Box coordinate listings:
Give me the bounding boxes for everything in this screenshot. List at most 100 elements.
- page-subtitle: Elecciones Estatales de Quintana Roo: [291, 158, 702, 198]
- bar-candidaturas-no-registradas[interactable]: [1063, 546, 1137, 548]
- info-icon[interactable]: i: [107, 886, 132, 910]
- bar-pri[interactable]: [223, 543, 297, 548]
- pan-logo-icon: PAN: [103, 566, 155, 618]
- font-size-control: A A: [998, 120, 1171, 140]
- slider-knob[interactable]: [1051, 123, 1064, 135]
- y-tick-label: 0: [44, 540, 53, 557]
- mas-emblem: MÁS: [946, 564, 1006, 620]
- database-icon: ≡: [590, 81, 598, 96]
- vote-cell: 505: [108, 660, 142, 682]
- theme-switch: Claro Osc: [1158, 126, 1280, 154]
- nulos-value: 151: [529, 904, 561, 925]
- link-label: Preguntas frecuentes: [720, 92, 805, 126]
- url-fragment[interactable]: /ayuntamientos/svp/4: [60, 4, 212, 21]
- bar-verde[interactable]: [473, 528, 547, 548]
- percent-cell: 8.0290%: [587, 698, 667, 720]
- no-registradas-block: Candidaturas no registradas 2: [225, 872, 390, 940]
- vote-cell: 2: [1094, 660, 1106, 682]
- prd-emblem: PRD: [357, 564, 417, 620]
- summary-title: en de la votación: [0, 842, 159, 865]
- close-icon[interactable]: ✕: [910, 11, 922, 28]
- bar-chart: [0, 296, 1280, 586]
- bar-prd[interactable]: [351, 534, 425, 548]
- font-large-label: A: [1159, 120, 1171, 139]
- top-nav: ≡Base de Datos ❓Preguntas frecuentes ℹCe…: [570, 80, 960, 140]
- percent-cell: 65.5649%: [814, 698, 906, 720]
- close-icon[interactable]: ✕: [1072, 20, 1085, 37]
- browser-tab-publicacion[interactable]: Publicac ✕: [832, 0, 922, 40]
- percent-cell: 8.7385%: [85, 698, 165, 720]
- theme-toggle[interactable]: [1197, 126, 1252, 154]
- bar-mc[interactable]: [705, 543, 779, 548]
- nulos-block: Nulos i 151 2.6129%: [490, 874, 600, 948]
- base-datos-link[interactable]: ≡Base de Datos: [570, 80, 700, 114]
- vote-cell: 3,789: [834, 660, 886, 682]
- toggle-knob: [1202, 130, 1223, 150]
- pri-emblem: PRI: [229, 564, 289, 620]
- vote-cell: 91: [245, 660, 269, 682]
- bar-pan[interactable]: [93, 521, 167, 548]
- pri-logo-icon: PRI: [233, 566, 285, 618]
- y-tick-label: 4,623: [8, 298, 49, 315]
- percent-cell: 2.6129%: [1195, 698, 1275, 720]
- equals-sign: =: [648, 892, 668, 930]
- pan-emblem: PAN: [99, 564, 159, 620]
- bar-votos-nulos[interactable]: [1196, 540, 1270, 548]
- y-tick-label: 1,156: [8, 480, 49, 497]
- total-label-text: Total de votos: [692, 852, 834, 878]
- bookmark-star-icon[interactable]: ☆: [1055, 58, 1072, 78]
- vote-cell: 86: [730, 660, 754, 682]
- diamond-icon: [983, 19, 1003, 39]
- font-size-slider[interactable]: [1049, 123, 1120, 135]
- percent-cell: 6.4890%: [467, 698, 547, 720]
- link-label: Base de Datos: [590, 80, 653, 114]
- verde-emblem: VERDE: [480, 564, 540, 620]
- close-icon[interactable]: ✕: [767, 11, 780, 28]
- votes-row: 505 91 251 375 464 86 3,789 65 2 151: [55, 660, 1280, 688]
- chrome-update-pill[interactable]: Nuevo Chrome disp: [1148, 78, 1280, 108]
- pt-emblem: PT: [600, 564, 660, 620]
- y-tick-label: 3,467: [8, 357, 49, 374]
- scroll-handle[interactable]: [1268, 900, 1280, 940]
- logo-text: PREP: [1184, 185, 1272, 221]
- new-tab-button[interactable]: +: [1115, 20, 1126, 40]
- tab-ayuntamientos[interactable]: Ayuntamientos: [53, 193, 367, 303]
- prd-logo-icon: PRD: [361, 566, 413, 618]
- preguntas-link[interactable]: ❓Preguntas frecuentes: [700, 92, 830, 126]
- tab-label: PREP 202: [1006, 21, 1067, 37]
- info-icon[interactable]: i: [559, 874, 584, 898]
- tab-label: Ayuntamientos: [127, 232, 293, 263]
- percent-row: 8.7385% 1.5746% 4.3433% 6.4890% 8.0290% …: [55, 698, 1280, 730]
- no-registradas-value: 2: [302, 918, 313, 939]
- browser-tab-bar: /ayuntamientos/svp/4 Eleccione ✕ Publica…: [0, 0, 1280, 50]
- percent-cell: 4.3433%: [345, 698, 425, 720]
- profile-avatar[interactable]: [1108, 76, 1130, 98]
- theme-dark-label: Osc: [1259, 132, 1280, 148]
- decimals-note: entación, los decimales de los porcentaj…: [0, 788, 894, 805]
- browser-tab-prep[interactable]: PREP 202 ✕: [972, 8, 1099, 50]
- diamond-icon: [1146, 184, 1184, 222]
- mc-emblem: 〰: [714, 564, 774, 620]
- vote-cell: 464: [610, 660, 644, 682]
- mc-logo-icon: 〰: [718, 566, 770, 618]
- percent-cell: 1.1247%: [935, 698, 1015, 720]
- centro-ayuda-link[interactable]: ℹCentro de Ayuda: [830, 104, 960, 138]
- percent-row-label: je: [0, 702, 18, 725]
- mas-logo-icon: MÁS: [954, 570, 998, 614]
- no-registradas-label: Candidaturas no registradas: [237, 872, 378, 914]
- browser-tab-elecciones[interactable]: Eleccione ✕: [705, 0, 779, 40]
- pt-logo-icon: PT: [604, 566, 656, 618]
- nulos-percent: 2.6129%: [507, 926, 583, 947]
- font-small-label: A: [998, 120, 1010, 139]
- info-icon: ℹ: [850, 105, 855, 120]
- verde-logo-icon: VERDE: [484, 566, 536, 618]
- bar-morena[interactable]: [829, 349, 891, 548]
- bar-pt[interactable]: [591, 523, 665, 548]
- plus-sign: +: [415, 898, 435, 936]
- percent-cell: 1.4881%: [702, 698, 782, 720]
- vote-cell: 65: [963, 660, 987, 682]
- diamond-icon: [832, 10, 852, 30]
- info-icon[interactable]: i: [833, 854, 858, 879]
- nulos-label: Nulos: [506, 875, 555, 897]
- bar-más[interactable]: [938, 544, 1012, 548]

» Short task: Rewrite the data above, changing every "vote-cell" to "vote-count" and keeping everything else the same.

» Result for this task:
Give me the bounding boxes for everything in this screenshot. List at most 100 elements.
- page-subtitle: Elecciones Estatales de Quintana Roo: [291, 158, 702, 198]
- bar-candidaturas-no-registradas[interactable]: [1063, 546, 1137, 548]
- info-icon[interactable]: i: [107, 886, 132, 910]
- bar-pri[interactable]: [223, 543, 297, 548]
- pan-logo-icon: PAN: [103, 566, 155, 618]
- font-size-control: A A: [998, 120, 1171, 140]
- slider-knob[interactable]: [1051, 123, 1064, 135]
- y-tick-label: 0: [44, 540, 53, 557]
- mas-emblem: MÁS: [946, 564, 1006, 620]
- database-icon: ≡: [590, 81, 598, 96]
- vote-count: 505: [108, 660, 142, 682]
- theme-switch: Claro Osc: [1158, 126, 1280, 154]
- nulos-value: 151: [529, 904, 561, 925]
- link-label: Preguntas frecuentes: [720, 92, 805, 126]
- url-fragment[interactable]: /ayuntamientos/svp/4: [60, 4, 212, 21]
- bar-verde[interactable]: [473, 528, 547, 548]
- percent-cell: 8.0290%: [587, 698, 667, 720]
- no-registradas-block: Candidaturas no registradas 2: [225, 872, 390, 940]
- vote-count: 2: [1094, 660, 1106, 682]
- prd-emblem: PRD: [357, 564, 417, 620]
- summary-title: en de la votación: [0, 842, 159, 865]
- close-icon[interactable]: ✕: [910, 11, 922, 28]
- bar-chart: [0, 296, 1280, 586]
- bar-prd[interactable]: [351, 534, 425, 548]
- font-large-label: A: [1159, 120, 1171, 139]
- top-nav: ≡Base de Datos ❓Preguntas frecuentes ℹCe…: [570, 80, 960, 140]
- percent-cell: 65.5649%: [814, 698, 906, 720]
- close-icon[interactable]: ✕: [1072, 20, 1085, 37]
- browser-tab-publicacion[interactable]: Publicac ✕: [832, 0, 922, 40]
- percent-cell: 8.7385%: [85, 698, 165, 720]
- theme-toggle[interactable]: [1197, 126, 1252, 154]
- bar-mc[interactable]: [705, 543, 779, 548]
- nulos-block: Nulos i 151 2.6129%: [490, 874, 600, 948]
- base-datos-link[interactable]: ≡Base de Datos: [570, 80, 700, 114]
- vote-count: 3,789: [834, 660, 886, 682]
- toggle-knob: [1202, 130, 1223, 150]
- pri-emblem: PRI: [229, 564, 289, 620]
- vote-count: 91: [245, 660, 269, 682]
- bar-pan[interactable]: [93, 521, 167, 548]
- pri-logo-icon: PRI: [233, 566, 285, 618]
- y-tick-label: 4,623: [8, 298, 49, 315]
- percent-cell: 2.6129%: [1195, 698, 1275, 720]
- equals-sign: =: [648, 892, 668, 930]
- pan-emblem: PAN: [99, 564, 159, 620]
- bar-votos-nulos[interactable]: [1196, 540, 1270, 548]
- y-tick-label: 1,156: [8, 480, 49, 497]
- total-label-text: Total de votos: [692, 852, 834, 878]
- bookmark-star-icon[interactable]: ☆: [1055, 58, 1072, 78]
- vote-count: 86: [730, 660, 754, 682]
- diamond-icon: [983, 19, 1003, 39]
- font-size-slider[interactable]: [1049, 123, 1120, 135]
- percent-cell: 6.4890%: [467, 698, 547, 720]
- link-label: Base de Datos: [590, 80, 653, 114]
- verde-emblem: VERDE: [480, 564, 540, 620]
- close-icon[interactable]: ✕: [767, 11, 780, 28]
- votes-row: 505 91 251 375 464 86 3,789 65 2 151: [55, 660, 1280, 688]
- chrome-update-pill[interactable]: Nuevo Chrome disp: [1148, 78, 1280, 108]
- pt-emblem: PT: [600, 564, 660, 620]
- y-tick-label: 3,467: [8, 357, 49, 374]
- scroll-handle[interactable]: [1268, 900, 1280, 940]
- logo-text: PREP: [1184, 185, 1272, 221]
- new-tab-button[interactable]: +: [1115, 20, 1126, 40]
- tab-ayuntamientos[interactable]: Ayuntamientos: [53, 193, 367, 303]
- prd-logo-icon: PRD: [361, 566, 413, 618]
- preguntas-link[interactable]: ❓Preguntas frecuentes: [700, 92, 830, 126]
- tab-label: PREP 202: [1006, 21, 1067, 37]
- info-icon[interactable]: i: [559, 874, 584, 898]
- tab-label: Ayuntamientos: [127, 232, 293, 263]
- percent-row: 8.7385% 1.5746% 4.3433% 6.4890% 8.0290% …: [55, 698, 1280, 730]
- no-registradas-value: 2: [302, 918, 313, 939]
- browser-tab-bar: /ayuntamientos/svp/4 Eleccione ✕ Publica…: [0, 0, 1280, 50]
- percent-cell: 4.3433%: [345, 698, 425, 720]
- profile-avatar[interactable]: [1108, 76, 1130, 98]
- theme-dark-label: Osc: [1259, 132, 1280, 148]
- decimals-note: entación, los decimales de los porcentaj…: [0, 788, 894, 805]
- browser-tab-prep[interactable]: PREP 202 ✕: [972, 8, 1099, 50]
- diamond-icon: [1146, 184, 1184, 222]
- mc-emblem: 〰: [714, 564, 774, 620]
- vote-count: 464: [610, 660, 644, 682]
- mc-logo-icon: 〰: [718, 566, 770, 618]
- percent-cell: 1.1247%: [935, 698, 1015, 720]
- centro-ayuda-link[interactable]: ℹCentro de Ayuda: [830, 104, 960, 138]
- percent-row-label: je: [0, 702, 18, 725]
- mas-logo-icon: MÁS: [954, 570, 998, 614]
- no-registradas-label: Candidaturas no registradas: [237, 872, 378, 914]
- browser-tab-elecciones[interactable]: Eleccione ✕: [705, 0, 779, 40]
- pt-logo-icon: PT: [604, 566, 656, 618]
- nulos-percent: 2.6129%: [507, 926, 583, 947]
- font-small-label: A: [998, 120, 1010, 139]
- info-icon: ℹ: [850, 105, 855, 120]
- verde-logo-icon: VERDE: [484, 566, 536, 618]
- bar-morena[interactable]: [829, 349, 891, 548]
- bar-pt[interactable]: [591, 523, 665, 548]
- plus-sign: +: [415, 898, 435, 936]
- percent-cell: 1.4881%: [702, 698, 782, 720]
- vote-count: 65: [963, 660, 987, 682]
- diamond-icon: [832, 10, 852, 30]
- info-icon[interactable]: i: [833, 854, 858, 879]
- nulos-label: Nulos: [506, 875, 555, 897]
- bar-más[interactable]: [938, 544, 1012, 548]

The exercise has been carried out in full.